**Task details:**
Without omitting anything, return the records precisely as given.

**Data listing:**
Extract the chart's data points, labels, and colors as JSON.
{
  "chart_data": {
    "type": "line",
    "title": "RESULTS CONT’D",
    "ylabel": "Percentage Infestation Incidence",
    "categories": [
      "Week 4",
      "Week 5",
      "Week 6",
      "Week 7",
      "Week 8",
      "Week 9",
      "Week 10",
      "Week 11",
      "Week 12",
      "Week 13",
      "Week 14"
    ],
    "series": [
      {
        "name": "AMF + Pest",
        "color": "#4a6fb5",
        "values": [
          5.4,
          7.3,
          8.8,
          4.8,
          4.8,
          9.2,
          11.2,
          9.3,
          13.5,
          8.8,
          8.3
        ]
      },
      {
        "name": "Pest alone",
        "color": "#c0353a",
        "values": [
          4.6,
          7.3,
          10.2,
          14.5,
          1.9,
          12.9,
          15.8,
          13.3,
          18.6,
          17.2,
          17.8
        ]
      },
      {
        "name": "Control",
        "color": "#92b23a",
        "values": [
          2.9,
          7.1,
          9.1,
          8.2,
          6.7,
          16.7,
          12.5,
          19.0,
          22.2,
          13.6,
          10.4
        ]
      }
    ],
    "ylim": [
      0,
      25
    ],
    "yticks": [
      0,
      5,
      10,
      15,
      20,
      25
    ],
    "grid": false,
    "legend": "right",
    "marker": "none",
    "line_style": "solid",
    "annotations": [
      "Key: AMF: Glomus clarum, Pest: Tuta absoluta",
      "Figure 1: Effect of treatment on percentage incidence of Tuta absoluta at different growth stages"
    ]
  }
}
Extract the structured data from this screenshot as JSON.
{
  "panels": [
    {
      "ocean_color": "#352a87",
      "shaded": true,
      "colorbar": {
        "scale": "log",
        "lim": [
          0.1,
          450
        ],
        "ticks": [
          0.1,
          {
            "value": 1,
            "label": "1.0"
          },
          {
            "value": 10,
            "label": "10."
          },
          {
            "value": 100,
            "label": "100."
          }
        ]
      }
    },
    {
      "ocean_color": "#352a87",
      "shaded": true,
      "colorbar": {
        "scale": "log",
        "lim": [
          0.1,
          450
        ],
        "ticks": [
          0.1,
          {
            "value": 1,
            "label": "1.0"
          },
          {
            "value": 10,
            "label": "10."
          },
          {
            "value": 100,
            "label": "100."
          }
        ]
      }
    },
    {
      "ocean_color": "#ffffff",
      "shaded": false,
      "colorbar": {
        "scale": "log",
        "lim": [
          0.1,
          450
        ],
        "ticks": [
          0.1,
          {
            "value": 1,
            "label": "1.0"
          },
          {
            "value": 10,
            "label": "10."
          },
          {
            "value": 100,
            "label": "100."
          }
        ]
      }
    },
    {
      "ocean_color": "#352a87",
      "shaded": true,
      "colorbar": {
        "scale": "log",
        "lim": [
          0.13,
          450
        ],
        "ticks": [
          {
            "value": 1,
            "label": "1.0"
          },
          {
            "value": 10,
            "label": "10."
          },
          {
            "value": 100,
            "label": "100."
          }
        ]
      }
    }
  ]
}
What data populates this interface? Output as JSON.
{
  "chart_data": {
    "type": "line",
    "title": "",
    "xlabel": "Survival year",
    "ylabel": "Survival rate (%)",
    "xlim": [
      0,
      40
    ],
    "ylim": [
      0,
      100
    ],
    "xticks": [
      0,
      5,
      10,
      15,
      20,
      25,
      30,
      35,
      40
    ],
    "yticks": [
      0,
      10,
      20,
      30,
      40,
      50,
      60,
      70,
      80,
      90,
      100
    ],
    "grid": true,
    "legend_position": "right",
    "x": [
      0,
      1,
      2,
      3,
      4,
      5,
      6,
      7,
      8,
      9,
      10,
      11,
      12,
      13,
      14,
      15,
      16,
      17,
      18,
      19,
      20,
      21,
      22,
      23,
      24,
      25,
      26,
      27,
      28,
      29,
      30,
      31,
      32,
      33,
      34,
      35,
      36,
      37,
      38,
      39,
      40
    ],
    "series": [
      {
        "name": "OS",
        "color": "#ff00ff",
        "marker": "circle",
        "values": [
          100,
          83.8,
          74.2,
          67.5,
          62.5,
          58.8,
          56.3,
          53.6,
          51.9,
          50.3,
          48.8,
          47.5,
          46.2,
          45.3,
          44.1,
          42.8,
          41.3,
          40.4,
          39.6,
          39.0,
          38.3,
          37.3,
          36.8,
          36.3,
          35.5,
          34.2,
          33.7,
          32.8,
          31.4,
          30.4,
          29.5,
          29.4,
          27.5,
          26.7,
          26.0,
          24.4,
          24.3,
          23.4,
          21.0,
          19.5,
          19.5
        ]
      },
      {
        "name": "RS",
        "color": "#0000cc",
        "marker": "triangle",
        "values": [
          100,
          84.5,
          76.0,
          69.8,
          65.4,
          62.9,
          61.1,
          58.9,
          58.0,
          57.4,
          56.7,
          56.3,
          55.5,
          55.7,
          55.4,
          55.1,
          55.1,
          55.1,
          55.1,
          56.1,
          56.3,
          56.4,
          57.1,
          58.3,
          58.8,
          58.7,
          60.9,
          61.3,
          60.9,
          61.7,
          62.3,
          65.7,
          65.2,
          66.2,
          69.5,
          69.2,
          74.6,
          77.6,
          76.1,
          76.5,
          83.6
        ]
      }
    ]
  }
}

**Correct output:**
Extract the chart's data points, labels, and colors as JSON.
{
  "chart_data": {
    "type": "line",
    "title": "RESULTS CONT’D",
    "ylabel": "Percentage Infestation Incidence",
    "categories": [
      "Week 4",
      "Week 5",
      "Week 6",
      "Week 7",
      "Week 8",
      "Week 9",
      "Week 10",
      "Week 11",
      "Week 12",
      "Week 13",
      "Week 14"
    ],
    "series": [
      {
        "name": "AMF + Pest",
        "color": "#4a6fb5",
        "values": [
          5.4,
          7.3,
          8.8,
          4.8,
          4.8,
          9.2,
          11.2,
          9.3,
          13.5,
          8.8,
          8.3
        ]
      },
      {
        "name": "Pest alone",
        "color": "#c0353a",
        "values": [
          4.6,
          7.3,
          10.2,
          14.5,
          1.9,
          12.9,
          15.8,
          13.3,
          18.6,
          17.2,
          17.8
        ]
      },
      {
        "name": "Control",
        "color": "#92b23a",
        "values": [
          2.9,
          7.1,
          9.1,
          8.2,
          6.7,
          16.7,
          12.5,
          19.0,
          22.2,
          13.6,
          10.4
        ]
      }
    ],
    "ylim": [
      0,
      25
    ],
    "yticks": [
      0,
      5,
      10,
      15,
      20,
      25
    ],
    "grid": false,
    "legend": "right",
    "marker": "none",
    "line_style": "solid",
    "annotations": [
      "Key: AMF: Glomus clarum, Pest: Tuta absoluta",
      "Figure 1: Effect of treatment on percentage incidence of Tuta absoluta at different growth stages"
    ]
  }
}
Extract the structured data from this screenshot as JSON.
{
  "panels": [
    {
      "ocean_color": "#352a87",
      "shaded": true,
      "colorbar": {
        "scale": "log",
        "lim": [
          0.1,
          450
        ],
        "ticks": [
          0.1,
          {
            "value": 1,
            "label": "1.0"
          },
          {
            "value": 10,
            "label": "10."
          },
          {
            "value": 100,
            "label": "100."
          }
        ]
      }
    },
    {
      "ocean_color": "#352a87",
      "shaded": true,
      "colorbar": {
        "scale": "log",
        "lim": [
          0.1,
          450
        ],
        "ticks": [
          0.1,
          {
            "value": 1,
            "label": "1.0"
          },
          {
            "value": 10,
            "label": "10."
          },
          {
            "value": 100,
            "label": "100."
          }
        ]
      }
    },
    {
      "ocean_color": "#ffffff",
      "shaded": false,
      "colorbar": {
        "scale": "log",
        "lim": [
          0.1,
          450
        ],
        "ticks": [
          0.1,
          {
            "value": 1,
            "label": "1.0"
          },
          {
            "value": 10,
            "label": "10."
          },
          {
            "value": 100,
            "label": "100."
          }
        ]
      }
    },
    {
      "ocean_color": "#352a87",
      "shaded": true,
      "colorbar": {
        "scale": "log",
        "lim": [
          0.13,
          450
        ],
        "ticks": [
          {
            "value": 1,
            "label": "1.0"
          },
          {
            "value": 10,
            "label": "10."
          },
          {
            "value": 100,
            "label": "100."
          }
        ]
      }
    }
  ]
}
What data populates this interface? Output as JSON.
{
  "chart_data": {
    "type": "line",
    "title": "",
    "xlabel": "Survival year",
    "ylabel": "Survival rate (%)",
    "xlim": [
      0,
      40
    ],
    "ylim": [
      0,
      100
    ],
    "xticks": [
      0,
      5,
      10,
      15,
      20,
      25,
      30,
      35,
      40
    ],
    "yticks": [
      0,
      10,
      20,
      30,
      40,
      50,
      60,
      70,
      80,
      90,
      100
    ],
    "grid": true,
    "legend_position": "right",
    "x": [
      0,
      1,
      2,
      3,
      4,
      5,
      6,
      7,
      8,
      9,
      10,
      11,
      12,
      13,
      14,
      15,
      16,
      17,
      18,
      19,
      20,
      21,
      22,
      23,
      24,
      25,
      26,
      27,
      28,
      29,
      30,
      31,
      32,
      33,
      34,
      35,
      36,
      37,
      38,
      39,
      40
    ],
    "series": [
      {
        "name": "OS",
        "color": "#ff00ff",
        "marker": "circle",
        "values": [
          100,
          83.8,
          74.2,
          67.5,
          62.5,
          58.8,
          56.3,
          53.6,
          51.9,
          50.3,
          48.8,
          47.5,
          46.2,
          45.3,
          44.1,
          42.8,
          41.3,
          40.4,
          39.6,
          39.0,
          38.3,
          37.3,
          36.8,
          36.3,
          35.5,
          34.2,
          33.7,
          32.8,
          31.4,
          30.4,
          29.5,
          29.4,
          27.5,
          26.7,
          26.0,
          24.4,
          24.3,
          23.4,
          21.0,
          19.5,
          19.5
        ]
      },
      {
        "name": "RS",
        "color": "#0000cc",
        "marker": "triangle",
        "values": [
          100,
          84.5,
          76.0,
          69.8,
          65.4,
          62.9,
          61.1,
          58.9,
          58.0,
          57.4,
          56.7,
          56.3,
          55.5,
          55.7,
          55.4,
          55.1,
          55.1,
          55.1,
          55.1,
          56.1,
          56.3,
          56.4,
          57.1,
          58.3,
          58.8,
          58.7,
          60.9,
          61.3,
          60.9,
          61.7,
          62.3,
          65.7,
          65.2,
          66.2,
          69.5,
          69.2,
          74.6,
          77.6,
          76.1,
          76.5,
          83.6
        ]
      }
    ]
  }
}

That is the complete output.